-- start of Supplied data --

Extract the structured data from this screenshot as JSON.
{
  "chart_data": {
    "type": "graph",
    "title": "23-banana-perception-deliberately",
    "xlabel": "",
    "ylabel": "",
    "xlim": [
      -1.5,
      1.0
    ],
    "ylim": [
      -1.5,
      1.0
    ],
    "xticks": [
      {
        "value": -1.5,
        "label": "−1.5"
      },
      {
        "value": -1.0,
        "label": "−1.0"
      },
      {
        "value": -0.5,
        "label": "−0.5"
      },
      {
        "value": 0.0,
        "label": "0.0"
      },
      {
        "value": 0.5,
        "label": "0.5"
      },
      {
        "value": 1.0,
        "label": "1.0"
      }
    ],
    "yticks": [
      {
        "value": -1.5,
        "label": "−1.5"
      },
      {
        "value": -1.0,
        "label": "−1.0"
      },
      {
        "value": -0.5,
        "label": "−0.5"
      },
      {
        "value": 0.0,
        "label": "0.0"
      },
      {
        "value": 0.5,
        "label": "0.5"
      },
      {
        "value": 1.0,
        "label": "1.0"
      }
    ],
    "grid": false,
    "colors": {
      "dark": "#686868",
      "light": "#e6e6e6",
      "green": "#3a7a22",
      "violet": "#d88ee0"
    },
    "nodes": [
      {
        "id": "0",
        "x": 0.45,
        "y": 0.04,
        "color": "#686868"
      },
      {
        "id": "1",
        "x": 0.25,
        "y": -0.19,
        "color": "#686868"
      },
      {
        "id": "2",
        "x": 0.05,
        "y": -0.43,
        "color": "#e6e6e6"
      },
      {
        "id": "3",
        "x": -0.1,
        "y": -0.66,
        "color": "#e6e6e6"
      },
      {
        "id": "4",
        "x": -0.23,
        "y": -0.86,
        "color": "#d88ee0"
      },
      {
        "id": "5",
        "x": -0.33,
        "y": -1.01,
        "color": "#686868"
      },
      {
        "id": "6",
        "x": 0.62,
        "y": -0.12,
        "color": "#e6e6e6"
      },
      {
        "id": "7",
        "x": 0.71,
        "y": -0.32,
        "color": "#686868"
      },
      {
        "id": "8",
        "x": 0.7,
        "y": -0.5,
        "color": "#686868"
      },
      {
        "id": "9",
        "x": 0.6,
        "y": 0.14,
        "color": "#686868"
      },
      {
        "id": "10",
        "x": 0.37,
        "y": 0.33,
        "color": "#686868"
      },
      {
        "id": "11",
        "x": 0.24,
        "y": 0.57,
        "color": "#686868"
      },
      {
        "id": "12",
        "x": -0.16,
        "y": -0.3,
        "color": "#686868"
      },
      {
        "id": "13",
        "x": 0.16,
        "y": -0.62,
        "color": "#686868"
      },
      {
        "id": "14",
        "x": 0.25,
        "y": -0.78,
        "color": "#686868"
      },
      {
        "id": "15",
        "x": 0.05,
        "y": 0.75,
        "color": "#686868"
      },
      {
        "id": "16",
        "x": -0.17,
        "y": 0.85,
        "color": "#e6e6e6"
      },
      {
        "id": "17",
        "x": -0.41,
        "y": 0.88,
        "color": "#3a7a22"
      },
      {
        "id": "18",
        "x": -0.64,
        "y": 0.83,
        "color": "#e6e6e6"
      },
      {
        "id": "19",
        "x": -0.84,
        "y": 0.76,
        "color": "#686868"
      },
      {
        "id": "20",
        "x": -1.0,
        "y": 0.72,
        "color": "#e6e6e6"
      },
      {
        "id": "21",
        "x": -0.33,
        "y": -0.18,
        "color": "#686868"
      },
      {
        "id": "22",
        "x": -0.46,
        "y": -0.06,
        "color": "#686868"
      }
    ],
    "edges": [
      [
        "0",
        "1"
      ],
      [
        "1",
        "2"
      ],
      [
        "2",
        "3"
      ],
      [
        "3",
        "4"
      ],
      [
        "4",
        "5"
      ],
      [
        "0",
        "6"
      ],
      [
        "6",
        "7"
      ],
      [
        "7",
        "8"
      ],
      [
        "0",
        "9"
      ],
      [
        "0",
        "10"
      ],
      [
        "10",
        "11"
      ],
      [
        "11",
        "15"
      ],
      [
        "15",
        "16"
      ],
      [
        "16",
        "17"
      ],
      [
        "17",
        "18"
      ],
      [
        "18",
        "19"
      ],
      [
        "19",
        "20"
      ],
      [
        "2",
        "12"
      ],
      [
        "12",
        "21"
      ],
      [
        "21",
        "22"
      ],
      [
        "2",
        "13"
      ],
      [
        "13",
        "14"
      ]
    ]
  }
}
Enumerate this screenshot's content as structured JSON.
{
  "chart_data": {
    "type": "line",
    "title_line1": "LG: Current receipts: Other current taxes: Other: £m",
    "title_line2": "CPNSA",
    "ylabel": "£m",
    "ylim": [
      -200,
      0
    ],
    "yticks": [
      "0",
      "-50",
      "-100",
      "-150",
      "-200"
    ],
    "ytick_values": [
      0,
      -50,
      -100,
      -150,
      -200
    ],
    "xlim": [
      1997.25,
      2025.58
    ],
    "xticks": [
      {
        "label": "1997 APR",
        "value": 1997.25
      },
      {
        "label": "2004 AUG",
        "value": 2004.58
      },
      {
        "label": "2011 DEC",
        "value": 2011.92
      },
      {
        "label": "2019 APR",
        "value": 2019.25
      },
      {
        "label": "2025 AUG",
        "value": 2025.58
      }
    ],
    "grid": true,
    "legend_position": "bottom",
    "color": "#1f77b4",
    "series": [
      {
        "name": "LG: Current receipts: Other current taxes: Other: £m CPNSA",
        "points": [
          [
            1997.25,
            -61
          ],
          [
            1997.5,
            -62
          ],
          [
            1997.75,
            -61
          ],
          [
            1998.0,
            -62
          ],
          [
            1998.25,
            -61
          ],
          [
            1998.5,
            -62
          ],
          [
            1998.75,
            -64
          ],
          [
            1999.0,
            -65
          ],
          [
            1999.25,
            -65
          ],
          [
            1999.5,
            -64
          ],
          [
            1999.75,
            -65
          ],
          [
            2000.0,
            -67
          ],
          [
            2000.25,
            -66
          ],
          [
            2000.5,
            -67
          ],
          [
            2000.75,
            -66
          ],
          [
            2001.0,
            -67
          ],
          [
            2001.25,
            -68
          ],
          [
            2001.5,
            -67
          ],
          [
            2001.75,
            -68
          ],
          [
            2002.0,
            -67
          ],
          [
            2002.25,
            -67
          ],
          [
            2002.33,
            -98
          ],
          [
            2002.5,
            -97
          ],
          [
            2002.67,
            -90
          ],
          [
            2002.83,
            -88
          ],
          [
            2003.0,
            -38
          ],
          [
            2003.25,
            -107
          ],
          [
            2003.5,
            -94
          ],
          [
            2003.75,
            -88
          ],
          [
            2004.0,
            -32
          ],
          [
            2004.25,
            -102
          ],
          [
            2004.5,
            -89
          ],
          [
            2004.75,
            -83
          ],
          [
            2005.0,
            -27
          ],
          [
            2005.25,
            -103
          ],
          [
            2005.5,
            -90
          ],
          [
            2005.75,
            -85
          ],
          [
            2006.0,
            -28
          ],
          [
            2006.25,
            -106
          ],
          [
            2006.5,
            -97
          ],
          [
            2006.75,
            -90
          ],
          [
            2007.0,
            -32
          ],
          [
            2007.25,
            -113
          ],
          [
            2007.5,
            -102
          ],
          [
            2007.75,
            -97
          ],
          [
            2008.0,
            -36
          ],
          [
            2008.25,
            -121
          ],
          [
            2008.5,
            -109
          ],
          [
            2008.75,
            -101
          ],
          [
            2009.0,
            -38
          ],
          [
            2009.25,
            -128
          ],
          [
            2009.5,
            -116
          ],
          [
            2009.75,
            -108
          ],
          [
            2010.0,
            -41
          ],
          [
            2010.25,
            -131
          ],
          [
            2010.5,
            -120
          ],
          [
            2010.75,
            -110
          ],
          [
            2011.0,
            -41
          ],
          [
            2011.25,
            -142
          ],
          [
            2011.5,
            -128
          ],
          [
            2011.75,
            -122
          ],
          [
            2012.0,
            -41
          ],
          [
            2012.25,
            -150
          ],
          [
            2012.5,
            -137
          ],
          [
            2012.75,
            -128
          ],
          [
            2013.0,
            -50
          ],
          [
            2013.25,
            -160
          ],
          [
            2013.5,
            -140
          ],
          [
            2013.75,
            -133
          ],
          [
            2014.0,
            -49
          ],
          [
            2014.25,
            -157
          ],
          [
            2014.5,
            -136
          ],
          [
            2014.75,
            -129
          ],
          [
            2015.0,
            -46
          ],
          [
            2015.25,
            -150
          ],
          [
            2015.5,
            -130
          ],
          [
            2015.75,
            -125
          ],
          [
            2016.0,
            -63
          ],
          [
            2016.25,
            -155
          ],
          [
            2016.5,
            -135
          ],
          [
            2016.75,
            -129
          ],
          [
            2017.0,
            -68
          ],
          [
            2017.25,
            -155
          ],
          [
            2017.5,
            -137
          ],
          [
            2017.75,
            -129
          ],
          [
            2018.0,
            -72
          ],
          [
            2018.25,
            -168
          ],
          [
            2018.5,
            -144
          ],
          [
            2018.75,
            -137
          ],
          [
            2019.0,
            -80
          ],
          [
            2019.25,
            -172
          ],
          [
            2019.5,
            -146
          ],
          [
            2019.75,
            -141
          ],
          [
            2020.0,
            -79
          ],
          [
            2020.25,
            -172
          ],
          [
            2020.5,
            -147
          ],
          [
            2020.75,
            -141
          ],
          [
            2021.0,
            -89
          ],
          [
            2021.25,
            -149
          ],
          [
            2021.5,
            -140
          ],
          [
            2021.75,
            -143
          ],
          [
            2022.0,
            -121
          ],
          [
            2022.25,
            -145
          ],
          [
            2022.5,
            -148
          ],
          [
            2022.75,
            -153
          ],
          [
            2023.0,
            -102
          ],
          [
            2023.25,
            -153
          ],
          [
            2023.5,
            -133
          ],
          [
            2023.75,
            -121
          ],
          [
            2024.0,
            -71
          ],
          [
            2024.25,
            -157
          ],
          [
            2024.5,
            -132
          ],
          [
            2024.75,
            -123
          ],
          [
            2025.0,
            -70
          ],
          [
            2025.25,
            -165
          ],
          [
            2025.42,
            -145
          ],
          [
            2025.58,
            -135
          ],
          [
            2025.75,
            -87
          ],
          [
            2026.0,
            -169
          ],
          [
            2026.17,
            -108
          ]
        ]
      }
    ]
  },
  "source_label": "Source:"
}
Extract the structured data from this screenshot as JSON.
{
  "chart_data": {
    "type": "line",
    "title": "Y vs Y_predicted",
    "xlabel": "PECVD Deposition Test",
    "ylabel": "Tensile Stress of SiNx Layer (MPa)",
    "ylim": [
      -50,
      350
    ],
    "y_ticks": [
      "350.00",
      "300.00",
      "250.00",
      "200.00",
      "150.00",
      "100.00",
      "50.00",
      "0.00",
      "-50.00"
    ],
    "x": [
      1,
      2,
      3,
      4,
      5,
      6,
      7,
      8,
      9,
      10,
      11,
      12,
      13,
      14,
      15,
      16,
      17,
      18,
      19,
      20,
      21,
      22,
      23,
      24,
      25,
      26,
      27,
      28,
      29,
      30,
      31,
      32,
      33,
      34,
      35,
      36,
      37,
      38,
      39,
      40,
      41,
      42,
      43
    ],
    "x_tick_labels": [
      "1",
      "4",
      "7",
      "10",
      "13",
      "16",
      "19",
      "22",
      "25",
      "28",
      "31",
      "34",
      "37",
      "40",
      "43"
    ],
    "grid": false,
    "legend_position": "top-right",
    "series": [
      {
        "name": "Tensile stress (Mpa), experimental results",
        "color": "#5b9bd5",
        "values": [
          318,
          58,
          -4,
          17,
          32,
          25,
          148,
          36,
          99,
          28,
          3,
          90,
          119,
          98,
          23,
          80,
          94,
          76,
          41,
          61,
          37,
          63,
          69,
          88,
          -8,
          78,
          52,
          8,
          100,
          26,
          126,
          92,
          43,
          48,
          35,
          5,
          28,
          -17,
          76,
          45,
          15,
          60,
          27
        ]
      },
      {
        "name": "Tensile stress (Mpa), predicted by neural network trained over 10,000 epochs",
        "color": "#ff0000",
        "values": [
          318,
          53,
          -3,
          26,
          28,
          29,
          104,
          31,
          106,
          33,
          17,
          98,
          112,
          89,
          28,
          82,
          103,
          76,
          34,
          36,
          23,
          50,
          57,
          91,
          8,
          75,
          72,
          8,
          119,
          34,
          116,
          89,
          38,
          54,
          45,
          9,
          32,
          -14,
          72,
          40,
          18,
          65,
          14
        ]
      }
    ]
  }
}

-- end of Supplied data --

Directions for this task: Read the data above. Pull out each line in which the string "receipts" appears.

Full solution:
    "title_line1": "LG: Current receipts: Other current taxes: Other: £m",
        "name": "LG: Current receipts: Other current taxes: Other: £m CPNSA",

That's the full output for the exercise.